[GIVEN EXERCISE]
Tally the lines of the data that include the word "color" and state the total, nothing else.

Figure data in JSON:
----------

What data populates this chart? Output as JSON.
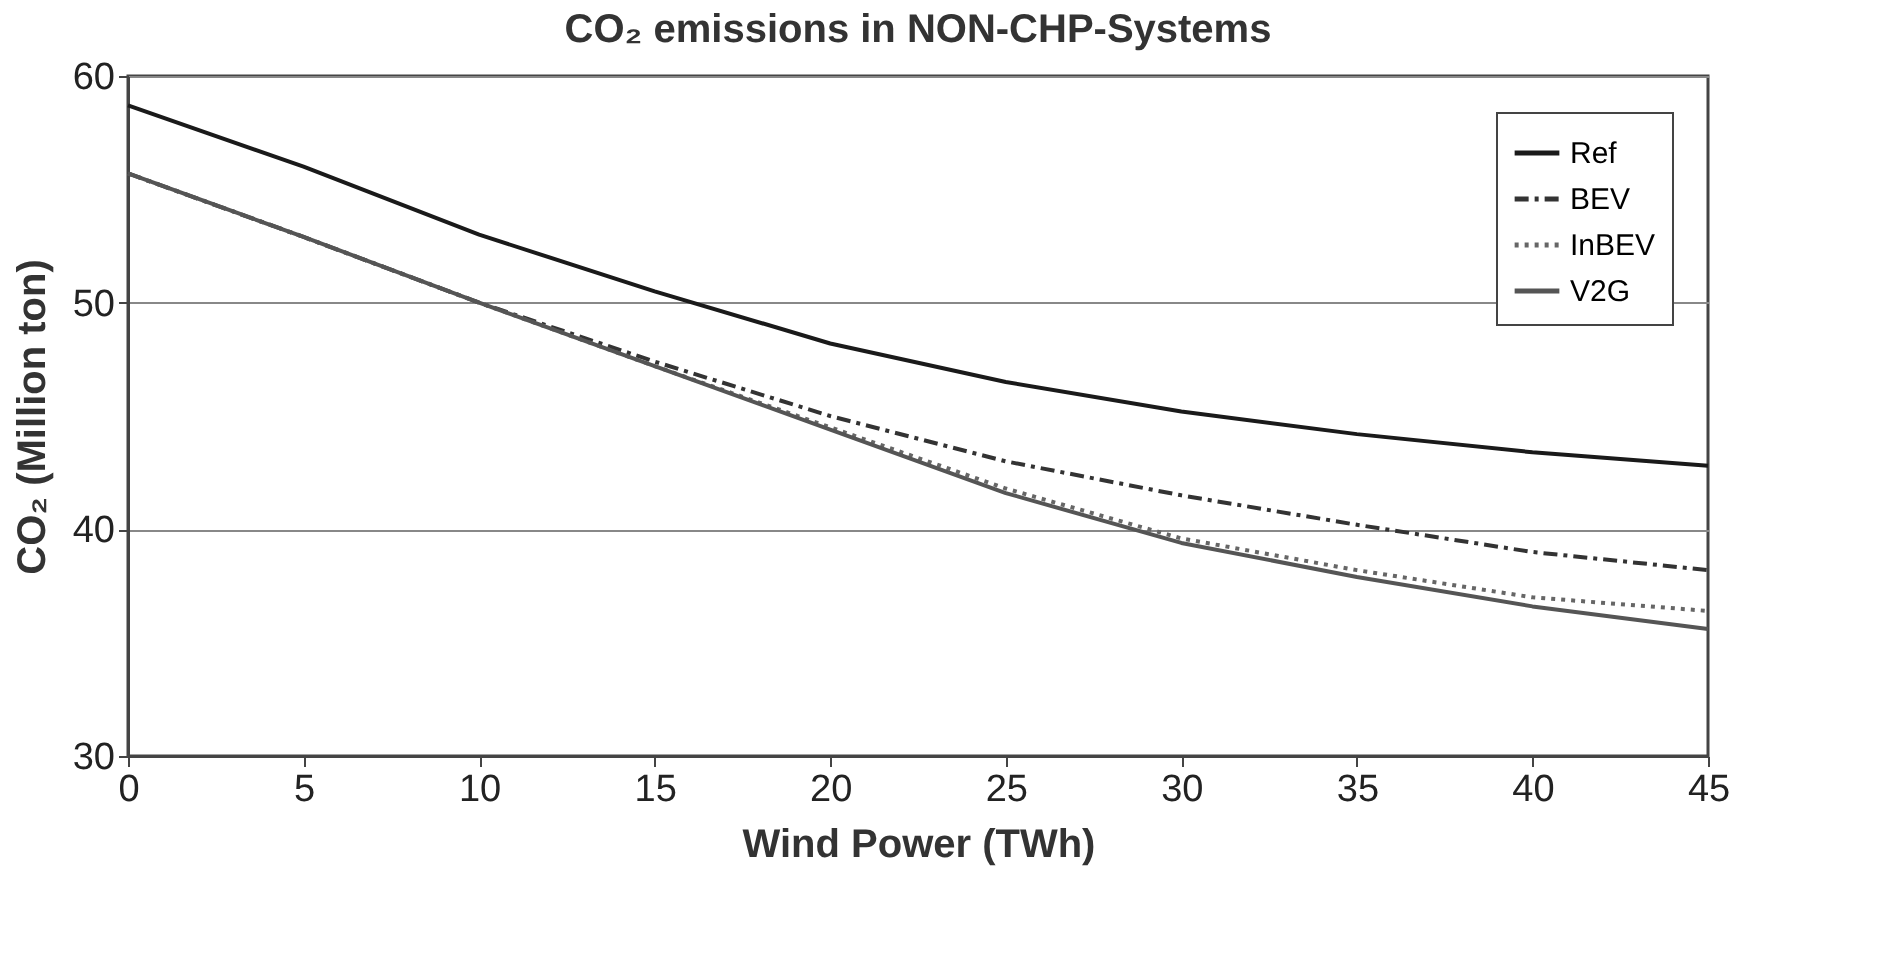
{
  "chart_data": {
    "type": "line",
    "title": "CO₂ emissions in NON-CHP-Systems",
    "xlabel": "Wind Power (TWh)",
    "ylabel": "CO₂ (Million ton)",
    "x": [
      0,
      5,
      10,
      15,
      20,
      25,
      30,
      35,
      40,
      45
    ],
    "series": [
      {
        "name": "Ref",
        "color": "#1a1a1a",
        "line_style": "solid",
        "values": [
          58.7,
          56.0,
          53.0,
          50.5,
          48.2,
          46.5,
          45.2,
          44.2,
          43.4,
          42.8
        ]
      },
      {
        "name": "BEV",
        "color": "#333333",
        "line_style": "dashed",
        "values": [
          55.7,
          52.9,
          50.0,
          47.4,
          45.0,
          43.0,
          41.5,
          40.2,
          39.0,
          38.2
        ]
      },
      {
        "name": "InBEV",
        "color": "#666666",
        "line_style": "dotted",
        "values": [
          55.7,
          52.9,
          50.0,
          47.2,
          44.5,
          41.8,
          39.6,
          38.2,
          37.0,
          36.4
        ]
      },
      {
        "name": "V2G",
        "color": "#555555",
        "line_style": "solid",
        "values": [
          55.7,
          52.9,
          50.0,
          47.2,
          44.4,
          41.6,
          39.4,
          37.9,
          36.6,
          35.6
        ]
      }
    ],
    "xlim": [
      0,
      45
    ],
    "xticks": [
      0,
      5,
      10,
      15,
      20,
      25,
      30,
      35,
      40,
      45
    ],
    "ylim": [
      30,
      60
    ],
    "yticks": [
      30,
      40,
      50,
      60
    ],
    "grid": "y",
    "legend": "top right",
    "marker": "none"
  }
}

----------

[WRITTEN SOLUTION]
4